● **OBJECTIVE**
Each line of the data that includes the string "optik" is to be copied out.

● **INPUT FOR THIS TASK**
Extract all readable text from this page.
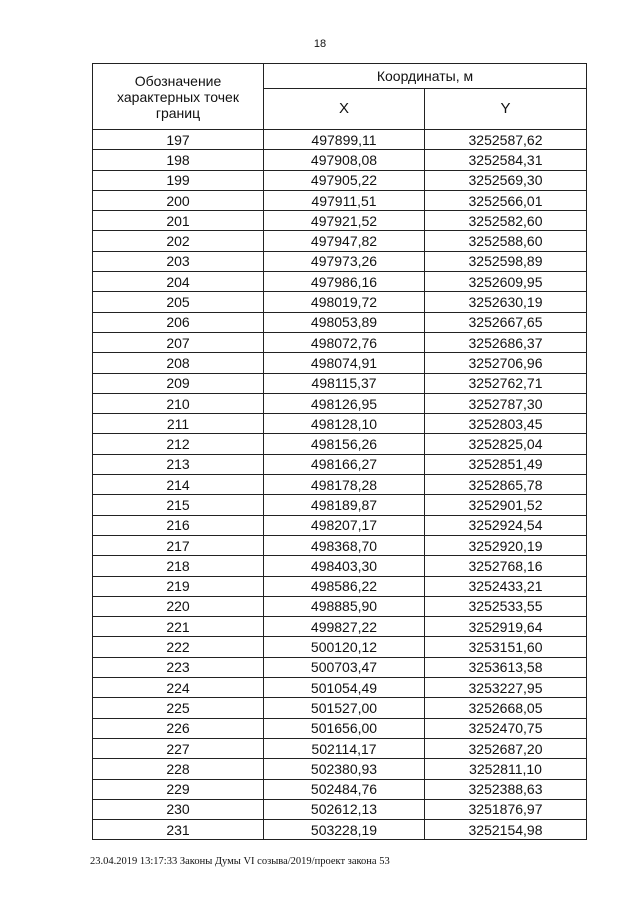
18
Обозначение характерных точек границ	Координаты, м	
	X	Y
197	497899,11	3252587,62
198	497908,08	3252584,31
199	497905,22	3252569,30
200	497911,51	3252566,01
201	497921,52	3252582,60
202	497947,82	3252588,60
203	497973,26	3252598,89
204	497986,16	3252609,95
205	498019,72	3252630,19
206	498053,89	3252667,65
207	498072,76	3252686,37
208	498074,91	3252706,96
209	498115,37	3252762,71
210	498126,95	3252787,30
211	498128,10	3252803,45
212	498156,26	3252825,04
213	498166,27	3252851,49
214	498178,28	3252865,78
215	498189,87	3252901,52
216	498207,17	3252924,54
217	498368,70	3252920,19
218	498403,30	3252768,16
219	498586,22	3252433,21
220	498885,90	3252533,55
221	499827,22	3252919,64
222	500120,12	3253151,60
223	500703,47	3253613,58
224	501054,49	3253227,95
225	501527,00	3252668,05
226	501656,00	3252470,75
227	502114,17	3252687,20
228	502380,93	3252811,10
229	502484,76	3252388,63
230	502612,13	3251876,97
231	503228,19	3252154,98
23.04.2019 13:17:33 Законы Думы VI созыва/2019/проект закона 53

* * *

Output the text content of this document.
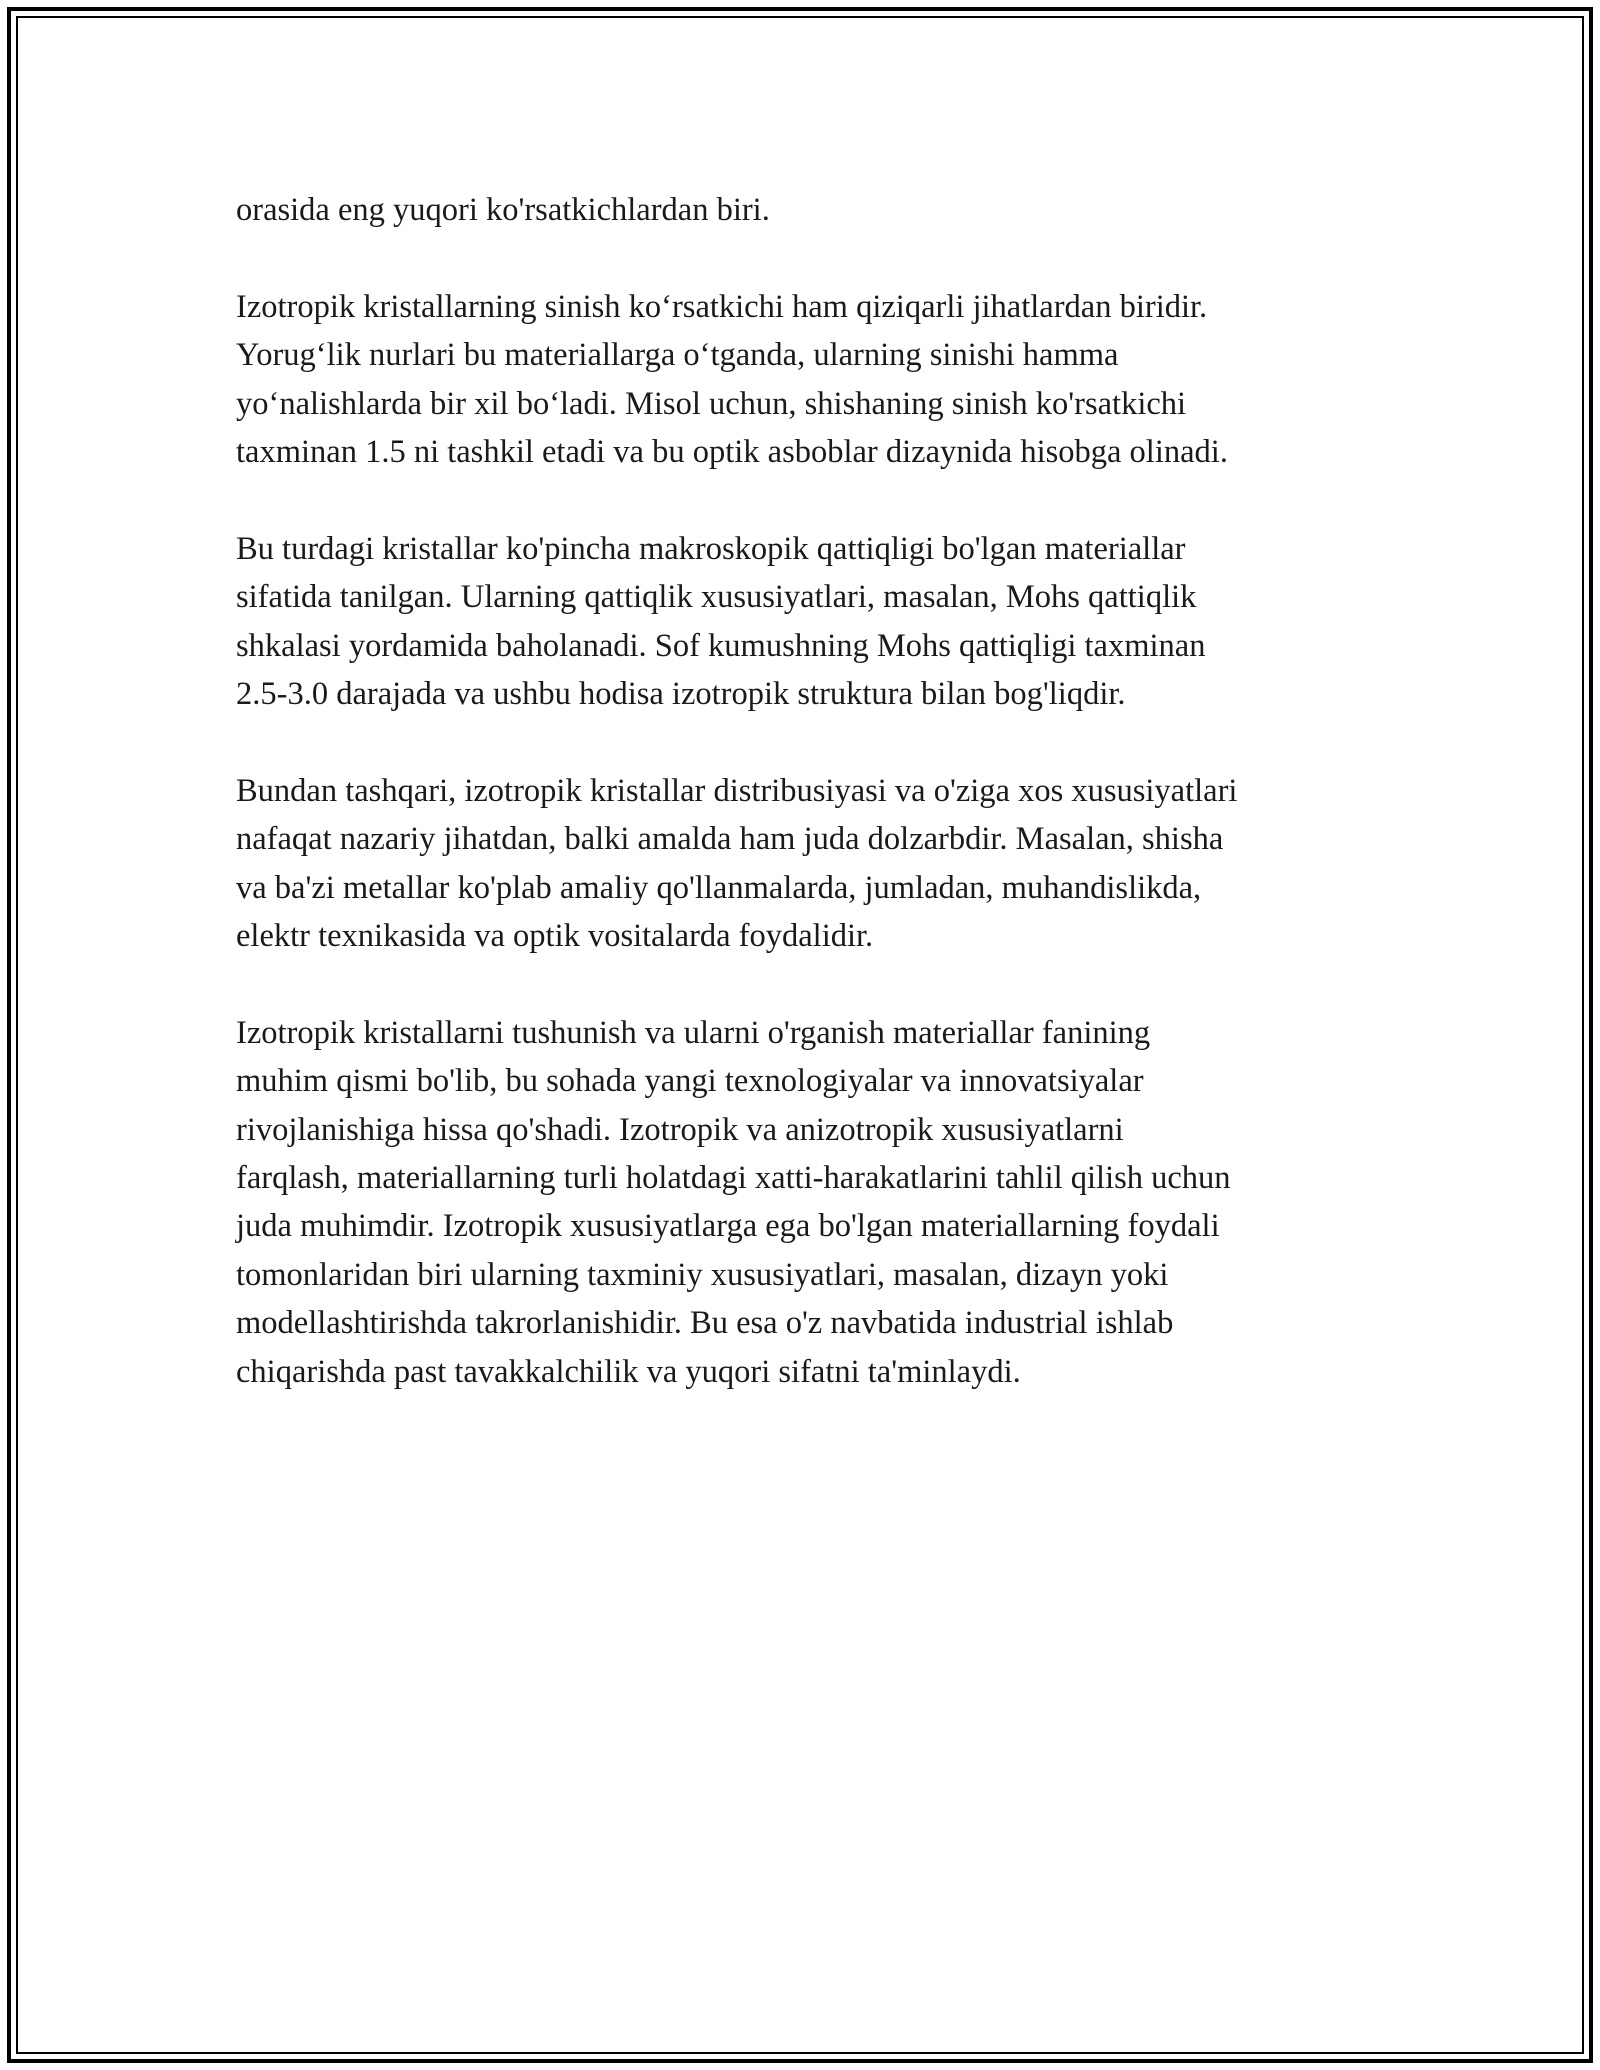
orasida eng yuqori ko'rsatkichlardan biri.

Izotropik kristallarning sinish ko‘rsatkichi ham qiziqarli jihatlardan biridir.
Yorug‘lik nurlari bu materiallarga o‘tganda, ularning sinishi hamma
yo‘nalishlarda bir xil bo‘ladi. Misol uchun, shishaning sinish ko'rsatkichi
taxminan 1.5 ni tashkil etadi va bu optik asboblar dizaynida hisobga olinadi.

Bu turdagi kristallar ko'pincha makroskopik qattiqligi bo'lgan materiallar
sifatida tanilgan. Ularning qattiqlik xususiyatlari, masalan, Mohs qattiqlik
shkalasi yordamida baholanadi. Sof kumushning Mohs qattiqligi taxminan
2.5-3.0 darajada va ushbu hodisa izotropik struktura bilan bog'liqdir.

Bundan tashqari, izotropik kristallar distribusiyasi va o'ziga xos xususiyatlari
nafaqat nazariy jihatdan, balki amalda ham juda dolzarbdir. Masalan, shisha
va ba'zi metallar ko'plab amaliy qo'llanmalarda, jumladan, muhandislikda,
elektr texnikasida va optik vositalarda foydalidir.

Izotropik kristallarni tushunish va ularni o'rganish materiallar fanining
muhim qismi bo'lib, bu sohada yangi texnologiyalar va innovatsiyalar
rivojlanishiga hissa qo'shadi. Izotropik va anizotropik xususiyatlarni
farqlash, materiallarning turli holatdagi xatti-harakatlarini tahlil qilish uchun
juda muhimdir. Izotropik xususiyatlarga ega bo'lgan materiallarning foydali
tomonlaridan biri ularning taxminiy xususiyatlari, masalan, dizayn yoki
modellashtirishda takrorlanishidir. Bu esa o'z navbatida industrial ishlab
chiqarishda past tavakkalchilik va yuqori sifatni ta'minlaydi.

● **ANSWER TO THIS TASK**
taxminan 1.5 ni tashkil etadi va bu optik asboblar dizaynida hisobga olinadi.
elektr texnikasida va optik vositalarda foydalidir.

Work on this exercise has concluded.